Filter this data down to the lines that hold "selv", and copy them.
◆ ◆ ◆ ◆
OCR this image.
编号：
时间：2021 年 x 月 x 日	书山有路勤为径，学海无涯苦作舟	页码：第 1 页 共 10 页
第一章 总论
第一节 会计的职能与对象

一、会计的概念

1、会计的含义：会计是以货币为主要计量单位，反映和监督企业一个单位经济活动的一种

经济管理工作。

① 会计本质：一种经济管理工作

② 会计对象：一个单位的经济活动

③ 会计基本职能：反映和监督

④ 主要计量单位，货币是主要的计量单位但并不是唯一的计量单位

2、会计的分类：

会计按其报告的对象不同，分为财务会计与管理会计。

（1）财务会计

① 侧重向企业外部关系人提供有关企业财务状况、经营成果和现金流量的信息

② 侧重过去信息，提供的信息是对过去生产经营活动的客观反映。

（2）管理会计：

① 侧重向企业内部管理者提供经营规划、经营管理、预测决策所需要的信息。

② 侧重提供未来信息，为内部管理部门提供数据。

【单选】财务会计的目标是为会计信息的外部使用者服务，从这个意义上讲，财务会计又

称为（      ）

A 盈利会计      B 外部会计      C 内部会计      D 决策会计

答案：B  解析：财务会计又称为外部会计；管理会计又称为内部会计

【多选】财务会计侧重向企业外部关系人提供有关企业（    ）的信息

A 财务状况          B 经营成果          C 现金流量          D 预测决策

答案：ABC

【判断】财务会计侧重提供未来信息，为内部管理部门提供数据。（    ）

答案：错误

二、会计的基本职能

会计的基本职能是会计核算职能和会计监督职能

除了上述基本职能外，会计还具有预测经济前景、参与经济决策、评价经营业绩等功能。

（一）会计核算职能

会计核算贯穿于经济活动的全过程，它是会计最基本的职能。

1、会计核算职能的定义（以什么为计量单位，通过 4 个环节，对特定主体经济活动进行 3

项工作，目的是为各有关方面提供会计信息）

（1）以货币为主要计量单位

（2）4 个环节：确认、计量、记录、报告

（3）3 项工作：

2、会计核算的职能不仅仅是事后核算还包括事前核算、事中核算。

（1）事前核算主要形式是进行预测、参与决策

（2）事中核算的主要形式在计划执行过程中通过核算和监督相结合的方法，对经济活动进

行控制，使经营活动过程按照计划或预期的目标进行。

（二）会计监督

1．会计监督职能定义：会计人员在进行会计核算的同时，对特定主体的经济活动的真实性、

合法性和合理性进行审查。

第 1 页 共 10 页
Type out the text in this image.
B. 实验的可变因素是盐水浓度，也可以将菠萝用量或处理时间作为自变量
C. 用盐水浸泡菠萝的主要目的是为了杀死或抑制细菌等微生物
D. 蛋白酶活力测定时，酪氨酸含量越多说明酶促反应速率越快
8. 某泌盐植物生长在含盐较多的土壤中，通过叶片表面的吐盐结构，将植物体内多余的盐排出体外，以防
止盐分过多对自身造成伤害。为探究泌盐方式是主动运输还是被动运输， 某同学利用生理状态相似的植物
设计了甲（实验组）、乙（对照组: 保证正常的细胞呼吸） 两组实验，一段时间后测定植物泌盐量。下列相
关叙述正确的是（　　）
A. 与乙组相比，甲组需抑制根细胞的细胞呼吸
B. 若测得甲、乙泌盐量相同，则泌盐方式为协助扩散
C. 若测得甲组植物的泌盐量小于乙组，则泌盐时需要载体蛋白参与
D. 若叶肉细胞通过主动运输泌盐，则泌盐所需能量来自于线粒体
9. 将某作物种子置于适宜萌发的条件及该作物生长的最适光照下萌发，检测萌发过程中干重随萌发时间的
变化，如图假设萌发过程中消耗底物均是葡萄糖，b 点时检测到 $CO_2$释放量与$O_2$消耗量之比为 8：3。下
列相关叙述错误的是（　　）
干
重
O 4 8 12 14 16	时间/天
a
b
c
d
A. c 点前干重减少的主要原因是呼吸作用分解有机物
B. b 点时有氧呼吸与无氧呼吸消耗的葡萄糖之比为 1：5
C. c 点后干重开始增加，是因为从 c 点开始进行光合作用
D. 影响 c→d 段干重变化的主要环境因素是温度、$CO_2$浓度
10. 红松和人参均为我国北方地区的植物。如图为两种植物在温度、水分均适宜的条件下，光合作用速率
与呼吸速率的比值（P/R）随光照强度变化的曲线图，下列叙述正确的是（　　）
◆ ◆ ◆ ◆
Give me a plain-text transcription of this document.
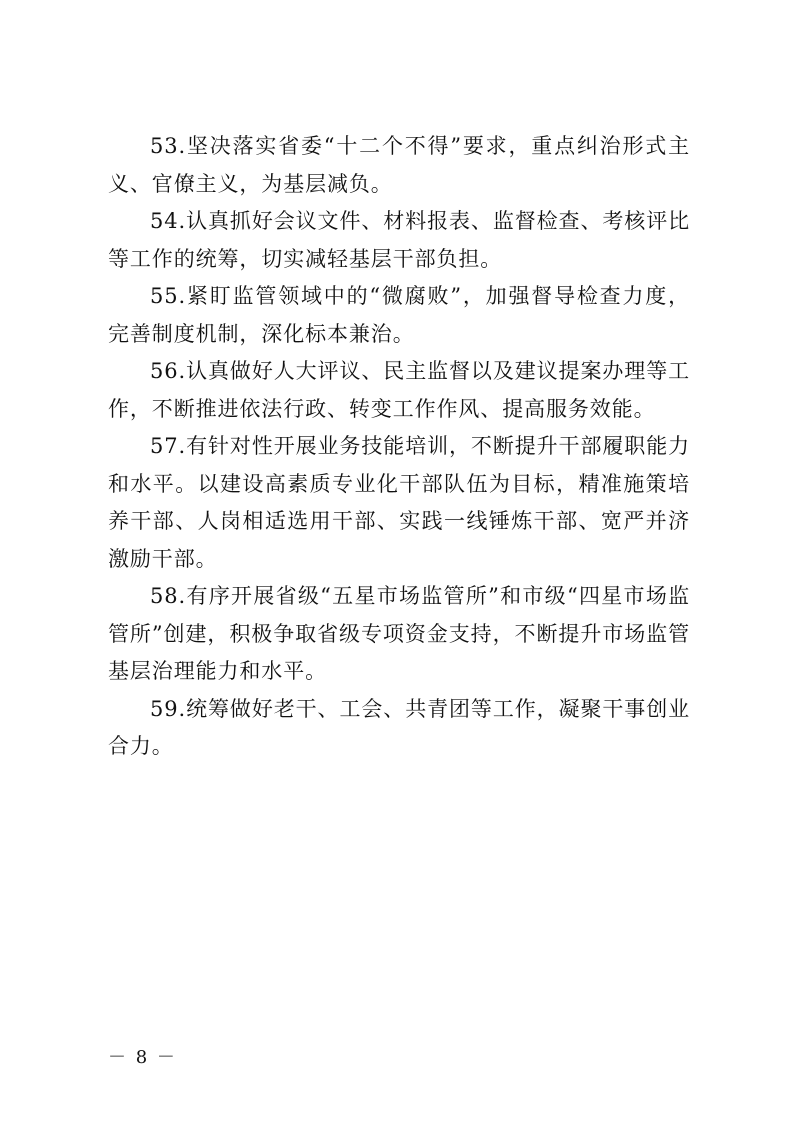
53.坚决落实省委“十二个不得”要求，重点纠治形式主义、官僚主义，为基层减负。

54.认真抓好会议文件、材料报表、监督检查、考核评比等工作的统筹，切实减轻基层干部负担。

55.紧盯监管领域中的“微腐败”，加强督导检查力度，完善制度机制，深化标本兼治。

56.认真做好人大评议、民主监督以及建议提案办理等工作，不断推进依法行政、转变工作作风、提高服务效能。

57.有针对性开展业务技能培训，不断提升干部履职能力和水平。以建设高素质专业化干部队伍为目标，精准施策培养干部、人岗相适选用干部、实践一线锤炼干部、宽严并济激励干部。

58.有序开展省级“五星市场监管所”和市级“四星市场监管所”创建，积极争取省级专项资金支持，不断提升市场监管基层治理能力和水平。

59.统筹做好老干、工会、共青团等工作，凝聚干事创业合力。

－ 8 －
◆ ◆ ◆ ◆
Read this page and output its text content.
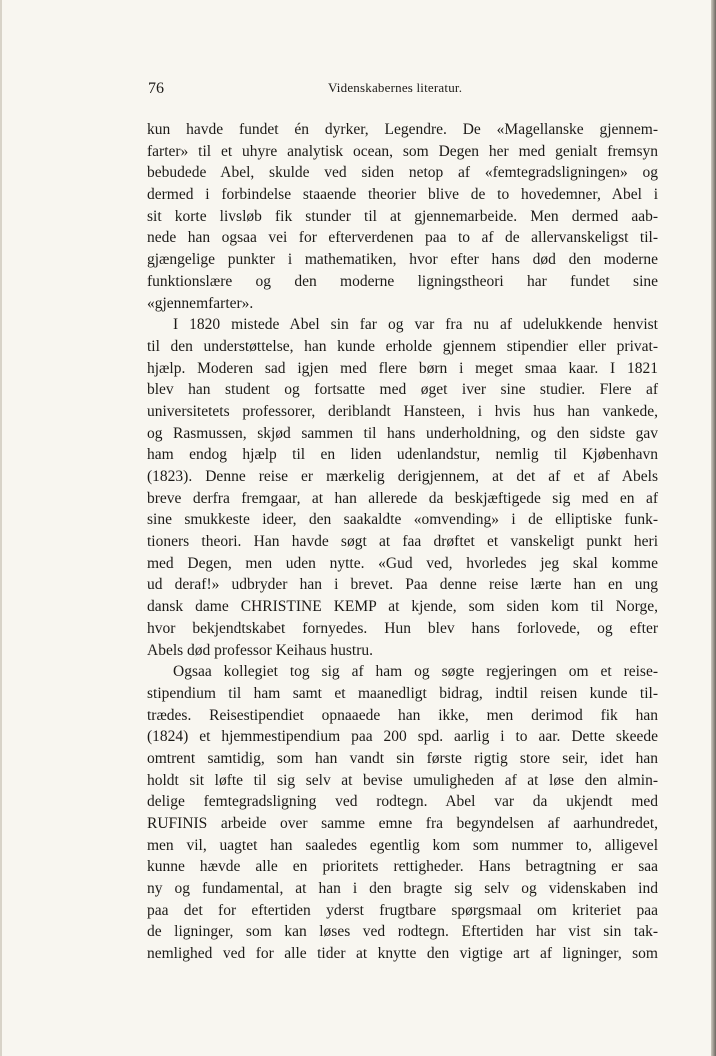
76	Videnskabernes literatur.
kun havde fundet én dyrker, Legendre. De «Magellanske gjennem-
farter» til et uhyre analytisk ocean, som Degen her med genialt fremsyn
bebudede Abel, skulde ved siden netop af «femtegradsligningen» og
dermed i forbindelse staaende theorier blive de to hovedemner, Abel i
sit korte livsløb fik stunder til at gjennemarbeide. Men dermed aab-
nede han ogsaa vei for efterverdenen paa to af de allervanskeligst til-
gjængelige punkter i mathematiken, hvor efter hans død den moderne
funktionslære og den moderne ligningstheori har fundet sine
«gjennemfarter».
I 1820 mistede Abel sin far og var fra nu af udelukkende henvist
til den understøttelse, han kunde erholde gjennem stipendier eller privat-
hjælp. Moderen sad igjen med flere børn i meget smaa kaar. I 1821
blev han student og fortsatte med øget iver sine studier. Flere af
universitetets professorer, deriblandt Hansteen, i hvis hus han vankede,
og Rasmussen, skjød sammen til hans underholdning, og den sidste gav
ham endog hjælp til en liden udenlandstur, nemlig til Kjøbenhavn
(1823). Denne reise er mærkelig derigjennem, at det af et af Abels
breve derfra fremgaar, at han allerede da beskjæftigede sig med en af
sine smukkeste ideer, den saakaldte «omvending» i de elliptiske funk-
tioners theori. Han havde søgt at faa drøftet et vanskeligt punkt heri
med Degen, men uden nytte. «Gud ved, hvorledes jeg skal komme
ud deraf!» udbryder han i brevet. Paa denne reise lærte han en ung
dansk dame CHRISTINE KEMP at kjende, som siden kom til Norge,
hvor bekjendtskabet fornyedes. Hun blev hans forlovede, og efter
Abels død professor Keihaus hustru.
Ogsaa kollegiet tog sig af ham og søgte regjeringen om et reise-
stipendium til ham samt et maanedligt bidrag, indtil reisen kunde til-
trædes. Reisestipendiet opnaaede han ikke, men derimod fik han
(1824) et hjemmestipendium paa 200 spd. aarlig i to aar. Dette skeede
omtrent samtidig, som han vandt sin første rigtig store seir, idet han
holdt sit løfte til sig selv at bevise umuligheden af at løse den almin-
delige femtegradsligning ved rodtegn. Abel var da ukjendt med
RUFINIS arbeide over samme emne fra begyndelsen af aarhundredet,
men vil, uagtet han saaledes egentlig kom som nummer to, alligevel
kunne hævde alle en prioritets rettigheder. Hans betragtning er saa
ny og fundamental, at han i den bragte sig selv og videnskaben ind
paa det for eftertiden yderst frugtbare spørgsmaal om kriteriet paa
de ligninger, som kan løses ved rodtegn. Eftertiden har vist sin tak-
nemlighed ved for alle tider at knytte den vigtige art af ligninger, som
◆ ◆ ◆ ◆
▶ TASK ANSWER:
holdt sit løfte til sig selv at bevise umuligheden af at løse den almin-
ny og fundamental, at han i den bragte sig selv og videnskaben ind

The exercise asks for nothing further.